### Stated goal
Make an exact copy of the data below, leaving out every picture.

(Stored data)
* * *
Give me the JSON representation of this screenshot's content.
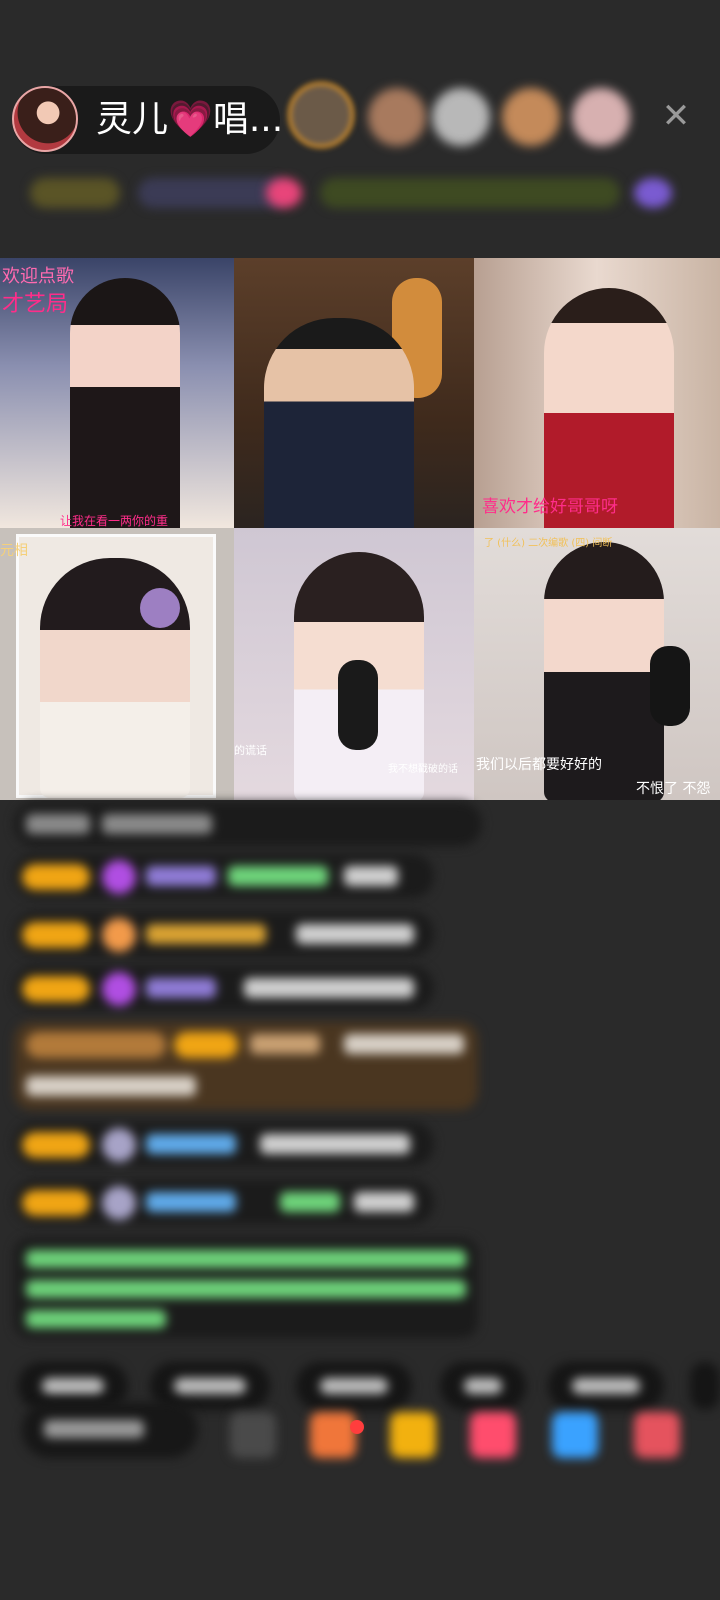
{
  "header": {
    "host_name": "灵儿💗唱...",
    "close_symbol": "✕"
  },
  "grid": {
    "tiles": [
      {
        "captions": [
          "欢迎点歌",
          "才艺局",
          "让我在看一两你的重"
        ]
      },
      {
        "captions": []
      },
      {
        "captions": [
          "喜欢才给好哥哥呀"
        ]
      },
      {
        "captions": [
          "元相"
        ]
      },
      {
        "captions": [
          "的谎话",
          "我不想戳破的话"
        ]
      },
      {
        "captions": [
          "了 (什么) 二次编歌 (四) 间断",
          "我们以后都要好好的",
          "不恨了 不怨"
        ]
      }
    ]
  },
  "colors": {
    "background": "#2a2a2a",
    "badge_gold": "#f0a514",
    "caption_pink": "#ff2d8a",
    "nick_purple": "#8f7bd6",
    "nick_blue": "#5fa9e8",
    "msg_green": "#6ed37a"
  },
  "icons": [
    "close-icon",
    "gift-icon",
    "envelope-icon",
    "star-icon",
    "heart-icon",
    "chat-icon",
    "share-icon"
  ]
}
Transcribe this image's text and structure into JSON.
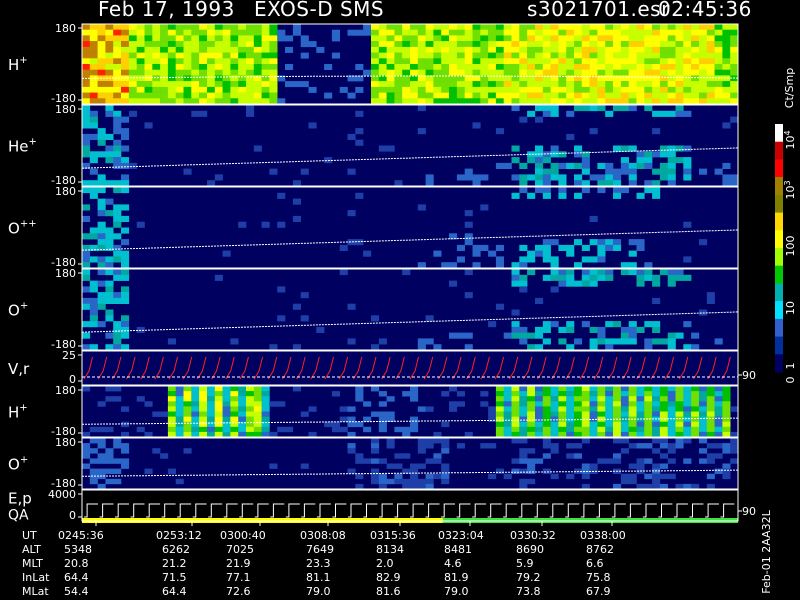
* * *
### Task response
Give me the JSON representation of this screenshot's content.
{
  "header": {
    "host_name": "灵儿💗唱...",
    "close_symbol": "✕"
  },
  "grid": {
    "tiles": [
      {
        "captions": [
          "欢迎点歌",
          "才艺局",
          "让我在看一两你的重"
        ]
      },
      {
        "captions": []
      },
      {
        "captions": [
          "喜欢才给好哥哥呀"
        ]
      },
      {
        "captions": [
          "元相"
        ]
      },
      {
        "captions": [
          "的谎话",
          "我不想戳破的话"
        ]
      },
      {
        "captions": [
          "了 (什么) 二次编歌 (四) 间断",
          "我们以后都要好好的",
          "不恨了 不怨"
        ]
      }
    ]
  },
  "colors": {
    "background": "#2a2a2a",
    "badge_gold": "#f0a514",
    "caption_pink": "#ff2d8a",
    "nick_purple": "#8f7bd6",
    "nick_blue": "#5fa9e8",
    "msg_green": "#6ed37a"
  },
  "icons": [
    "close-icon",
    "gift-icon",
    "envelope-icon",
    "star-icon",
    "heart-icon",
    "chat-icon",
    "share-icon"
  ]
}
Transcribe this image's text and structure into JSON.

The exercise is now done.